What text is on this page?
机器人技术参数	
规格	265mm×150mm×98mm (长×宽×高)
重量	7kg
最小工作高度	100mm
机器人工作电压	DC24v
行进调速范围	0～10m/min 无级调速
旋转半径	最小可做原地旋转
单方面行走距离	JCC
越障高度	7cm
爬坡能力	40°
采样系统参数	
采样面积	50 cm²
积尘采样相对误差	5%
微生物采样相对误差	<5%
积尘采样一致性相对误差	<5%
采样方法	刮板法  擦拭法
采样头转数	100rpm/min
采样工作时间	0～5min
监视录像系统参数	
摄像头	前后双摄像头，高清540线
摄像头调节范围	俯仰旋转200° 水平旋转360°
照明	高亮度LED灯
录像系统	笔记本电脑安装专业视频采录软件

* * *

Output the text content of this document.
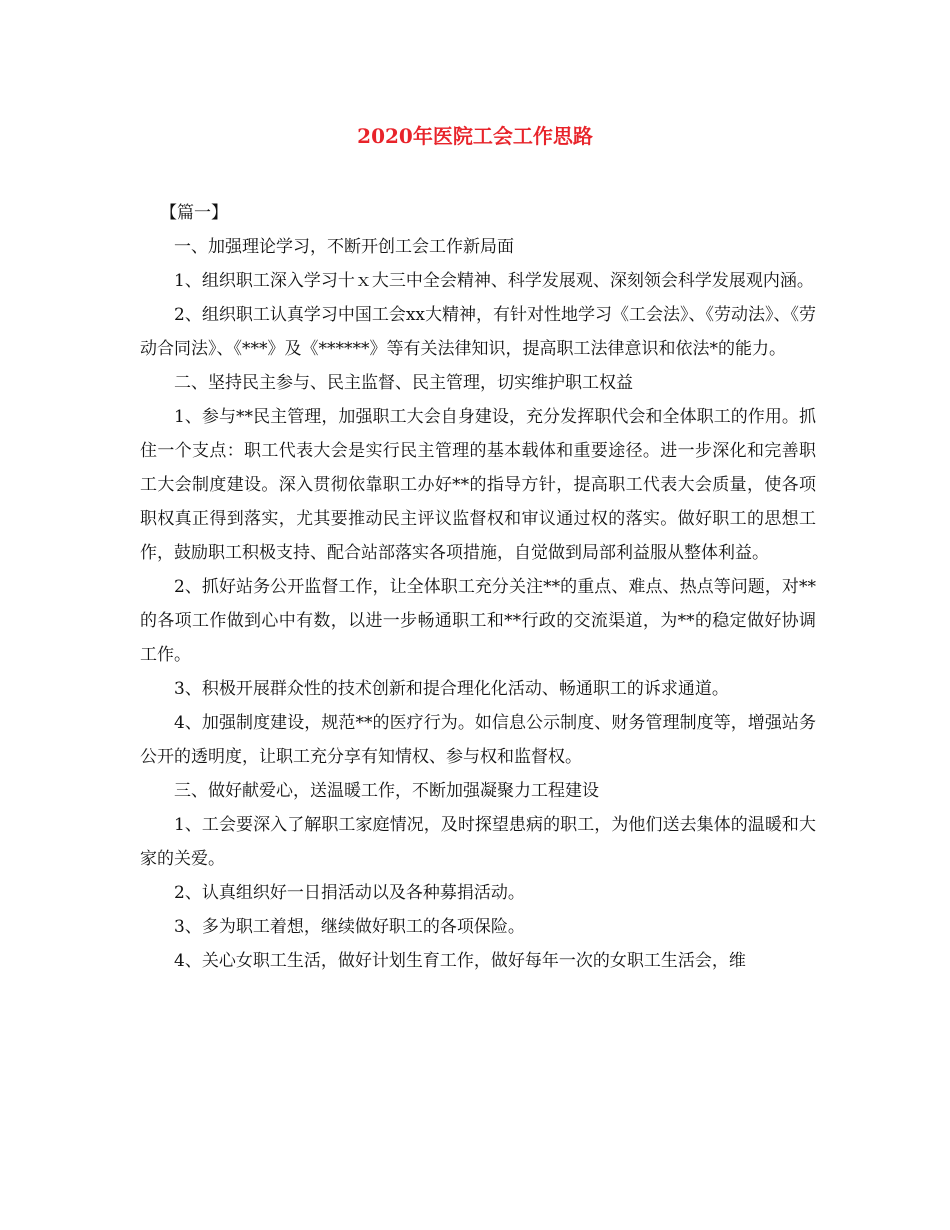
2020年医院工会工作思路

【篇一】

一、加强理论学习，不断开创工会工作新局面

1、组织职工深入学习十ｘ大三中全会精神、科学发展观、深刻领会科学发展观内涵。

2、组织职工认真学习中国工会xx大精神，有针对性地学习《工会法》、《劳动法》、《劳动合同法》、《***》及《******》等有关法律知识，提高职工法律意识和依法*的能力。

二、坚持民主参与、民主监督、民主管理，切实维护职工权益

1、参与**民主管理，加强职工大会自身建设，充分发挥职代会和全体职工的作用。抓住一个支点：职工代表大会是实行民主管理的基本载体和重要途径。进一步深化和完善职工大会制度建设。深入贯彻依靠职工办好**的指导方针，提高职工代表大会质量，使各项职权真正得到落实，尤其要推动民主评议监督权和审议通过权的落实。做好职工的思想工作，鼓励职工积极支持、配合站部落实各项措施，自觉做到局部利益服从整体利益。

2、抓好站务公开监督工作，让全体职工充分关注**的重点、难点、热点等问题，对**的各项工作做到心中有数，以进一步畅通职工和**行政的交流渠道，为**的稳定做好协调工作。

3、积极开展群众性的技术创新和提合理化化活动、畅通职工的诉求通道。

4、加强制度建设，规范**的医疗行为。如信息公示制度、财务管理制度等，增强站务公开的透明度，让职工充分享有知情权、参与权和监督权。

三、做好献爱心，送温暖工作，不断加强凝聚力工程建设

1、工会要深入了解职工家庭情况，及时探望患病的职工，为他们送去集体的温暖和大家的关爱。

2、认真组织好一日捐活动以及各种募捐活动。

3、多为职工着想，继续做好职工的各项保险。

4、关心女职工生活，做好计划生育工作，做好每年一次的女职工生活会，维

# What to do
Using the listing above, show each line holding the string "this".

# Output
What text is on this page?
Output the text content of this document.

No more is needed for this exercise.